Identify each line containing the word "name" and copy it.

• _MATERIAL SHOWN_:
==============================

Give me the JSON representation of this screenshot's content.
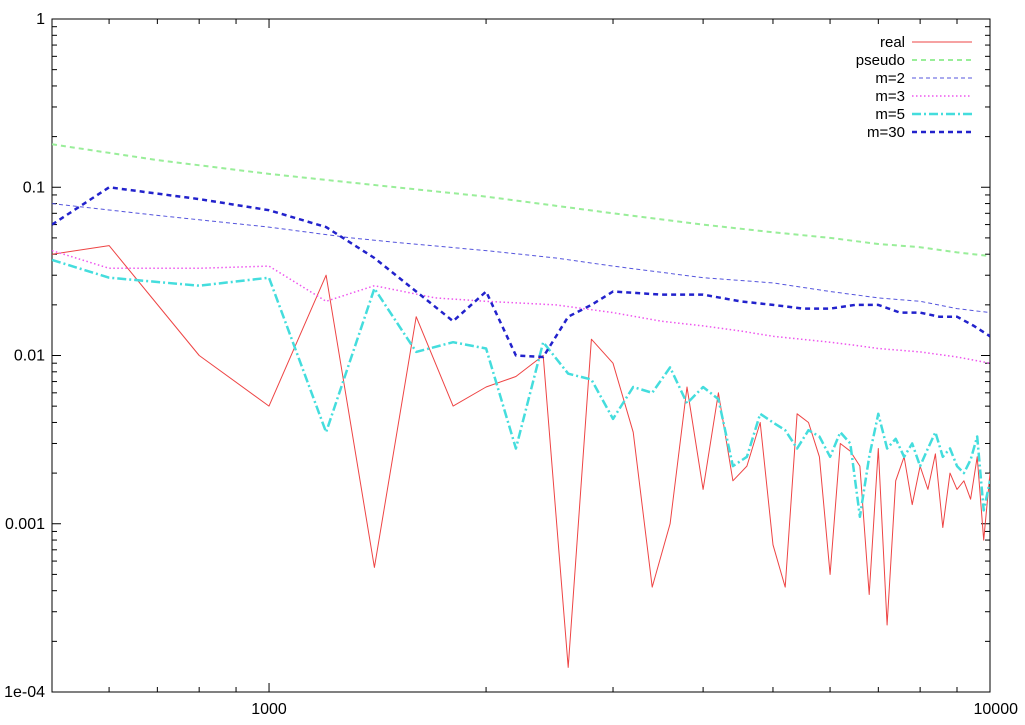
{
  "chart_data": {
    "type": "line",
    "title": "",
    "xlabel": "",
    "ylabel": "",
    "xscale": "log",
    "yscale": "log",
    "xlim": [
      500,
      10000
    ],
    "ylim": [
      0.0001,
      1
    ],
    "grid": false,
    "legend_position": "top-right",
    "x_ticks": [
      {
        "value": 1000,
        "label": "1000"
      },
      {
        "value": 10000,
        "label": "10000"
      }
    ],
    "y_ticks": [
      {
        "value": 1,
        "label": "1"
      },
      {
        "value": 0.1,
        "label": "0.1"
      },
      {
        "value": 0.01,
        "label": "0.01"
      },
      {
        "value": 0.001,
        "label": "0.001"
      },
      {
        "value": 0.0001,
        "label": "1e-04"
      }
    ],
    "series": [
      {
        "name": "real",
        "color": "#ee4444",
        "style": "solid",
        "width": 1,
        "points": [
          [
            500,
            0.04
          ],
          [
            600,
            0.045
          ],
          [
            800,
            0.01
          ],
          [
            1000,
            0.005
          ],
          [
            1200,
            0.03
          ],
          [
            1400,
            0.00055
          ],
          [
            1600,
            0.017
          ],
          [
            1800,
            0.005
          ],
          [
            2000,
            0.0065
          ],
          [
            2200,
            0.0075
          ],
          [
            2400,
            0.01
          ],
          [
            2600,
            0.00014
          ],
          [
            2800,
            0.0125
          ],
          [
            3000,
            0.009
          ],
          [
            3200,
            0.0035
          ],
          [
            3400,
            0.00042
          ],
          [
            3600,
            0.001
          ],
          [
            3800,
            0.0065
          ],
          [
            4000,
            0.0016
          ],
          [
            4200,
            0.006
          ],
          [
            4400,
            0.0018
          ],
          [
            4600,
            0.0022
          ],
          [
            4800,
            0.004
          ],
          [
            5000,
            0.00075
          ],
          [
            5200,
            0.00042
          ],
          [
            5400,
            0.0045
          ],
          [
            5600,
            0.004
          ],
          [
            5800,
            0.0025
          ],
          [
            6000,
            0.0005
          ],
          [
            6200,
            0.003
          ],
          [
            6400,
            0.0027
          ],
          [
            6600,
            0.0022
          ],
          [
            6800,
            0.00038
          ],
          [
            7000,
            0.0028
          ],
          [
            7200,
            0.00025
          ],
          [
            7400,
            0.0018
          ],
          [
            7600,
            0.0025
          ],
          [
            7800,
            0.0013
          ],
          [
            8000,
            0.0022
          ],
          [
            8200,
            0.0016
          ],
          [
            8400,
            0.0026
          ],
          [
            8600,
            0.00095
          ],
          [
            8800,
            0.002
          ],
          [
            9000,
            0.0016
          ],
          [
            9200,
            0.0018
          ],
          [
            9400,
            0.0014
          ],
          [
            9600,
            0.0025
          ],
          [
            9800,
            0.0008
          ],
          [
            10000,
            0.002
          ]
        ]
      },
      {
        "name": "pseudo",
        "color": "#99ee99",
        "style": "dashed",
        "width": 2,
        "points": [
          [
            500,
            0.18
          ],
          [
            700,
            0.145
          ],
          [
            1000,
            0.12
          ],
          [
            1500,
            0.1
          ],
          [
            2000,
            0.088
          ],
          [
            3000,
            0.07
          ],
          [
            4000,
            0.06
          ],
          [
            5000,
            0.054
          ],
          [
            6000,
            0.05
          ],
          [
            7000,
            0.046
          ],
          [
            8000,
            0.044
          ],
          [
            9000,
            0.041
          ],
          [
            10000,
            0.039
          ]
        ]
      },
      {
        "name": "m=2",
        "color": "#5555dd",
        "style": "dashed",
        "width": 1,
        "points": [
          [
            500,
            0.08
          ],
          [
            700,
            0.068
          ],
          [
            1000,
            0.058
          ],
          [
            1300,
            0.05
          ],
          [
            1500,
            0.047
          ],
          [
            2000,
            0.042
          ],
          [
            2500,
            0.038
          ],
          [
            3000,
            0.034
          ],
          [
            4000,
            0.029
          ],
          [
            5000,
            0.027
          ],
          [
            6000,
            0.024
          ],
          [
            7000,
            0.022
          ],
          [
            8000,
            0.021
          ],
          [
            9000,
            0.019
          ],
          [
            10000,
            0.018
          ]
        ]
      },
      {
        "name": "m=3",
        "color": "#ee55ee",
        "style": "dotted",
        "width": 1.5,
        "points": [
          [
            500,
            0.042
          ],
          [
            600,
            0.033
          ],
          [
            800,
            0.033
          ],
          [
            1000,
            0.034
          ],
          [
            1200,
            0.021
          ],
          [
            1400,
            0.026
          ],
          [
            1700,
            0.022
          ],
          [
            2000,
            0.021
          ],
          [
            2500,
            0.02
          ],
          [
            3000,
            0.018
          ],
          [
            3500,
            0.016
          ],
          [
            4000,
            0.015
          ],
          [
            4500,
            0.014
          ],
          [
            5000,
            0.013
          ],
          [
            6000,
            0.012
          ],
          [
            6500,
            0.0115
          ],
          [
            7000,
            0.011
          ],
          [
            8000,
            0.0105
          ],
          [
            9000,
            0.0098
          ],
          [
            10000,
            0.009
          ]
        ]
      },
      {
        "name": "m=5",
        "color": "#44dddd",
        "style": "dashdot",
        "width": 2.5,
        "points": [
          [
            500,
            0.037
          ],
          [
            600,
            0.029
          ],
          [
            800,
            0.026
          ],
          [
            1000,
            0.029
          ],
          [
            1200,
            0.0035
          ],
          [
            1400,
            0.025
          ],
          [
            1600,
            0.0105
          ],
          [
            1800,
            0.012
          ],
          [
            2000,
            0.011
          ],
          [
            2200,
            0.0028
          ],
          [
            2400,
            0.012
          ],
          [
            2600,
            0.0078
          ],
          [
            2800,
            0.0072
          ],
          [
            3000,
            0.0042
          ],
          [
            3200,
            0.0065
          ],
          [
            3400,
            0.006
          ],
          [
            3600,
            0.0085
          ],
          [
            3800,
            0.0052
          ],
          [
            4000,
            0.0065
          ],
          [
            4200,
            0.0055
          ],
          [
            4400,
            0.0022
          ],
          [
            4600,
            0.0025
          ],
          [
            4800,
            0.0045
          ],
          [
            5000,
            0.004
          ],
          [
            5200,
            0.0036
          ],
          [
            5400,
            0.0028
          ],
          [
            5600,
            0.0036
          ],
          [
            5800,
            0.0033
          ],
          [
            6000,
            0.0025
          ],
          [
            6200,
            0.0035
          ],
          [
            6400,
            0.003
          ],
          [
            6600,
            0.0011
          ],
          [
            6800,
            0.0025
          ],
          [
            7000,
            0.0045
          ],
          [
            7200,
            0.0028
          ],
          [
            7400,
            0.0032
          ],
          [
            7600,
            0.0025
          ],
          [
            7800,
            0.003
          ],
          [
            8000,
            0.0022
          ],
          [
            8200,
            0.0028
          ],
          [
            8400,
            0.0035
          ],
          [
            8600,
            0.0025
          ],
          [
            8800,
            0.0028
          ],
          [
            9000,
            0.0022
          ],
          [
            9200,
            0.002
          ],
          [
            9400,
            0.0024
          ],
          [
            9600,
            0.0033
          ],
          [
            9800,
            0.0012
          ],
          [
            10000,
            0.0018
          ]
        ]
      },
      {
        "name": "m=30",
        "color": "#2222cc",
        "style": "dashed",
        "width": 2.5,
        "points": [
          [
            500,
            0.06
          ],
          [
            600,
            0.1
          ],
          [
            800,
            0.085
          ],
          [
            1000,
            0.073
          ],
          [
            1200,
            0.058
          ],
          [
            1400,
            0.038
          ],
          [
            1600,
            0.024
          ],
          [
            1800,
            0.016
          ],
          [
            2000,
            0.024
          ],
          [
            2200,
            0.01
          ],
          [
            2400,
            0.0098
          ],
          [
            2600,
            0.017
          ],
          [
            2800,
            0.02
          ],
          [
            3000,
            0.024
          ],
          [
            3500,
            0.023
          ],
          [
            4000,
            0.023
          ],
          [
            4500,
            0.021
          ],
          [
            5000,
            0.02
          ],
          [
            5500,
            0.019
          ],
          [
            6000,
            0.019
          ],
          [
            6500,
            0.02
          ],
          [
            7000,
            0.02
          ],
          [
            7500,
            0.018
          ],
          [
            8000,
            0.018
          ],
          [
            8500,
            0.017
          ],
          [
            9000,
            0.017
          ],
          [
            9500,
            0.015
          ],
          [
            10000,
            0.013
          ]
        ]
      }
    ]
  }
}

==============================

• _FINAL ANSWER_:
        "name": "real",
        "name": "pseudo",
        "name": "m=2",
        "name": "m=3",
        "name": "m=5",
        "name": "m=30",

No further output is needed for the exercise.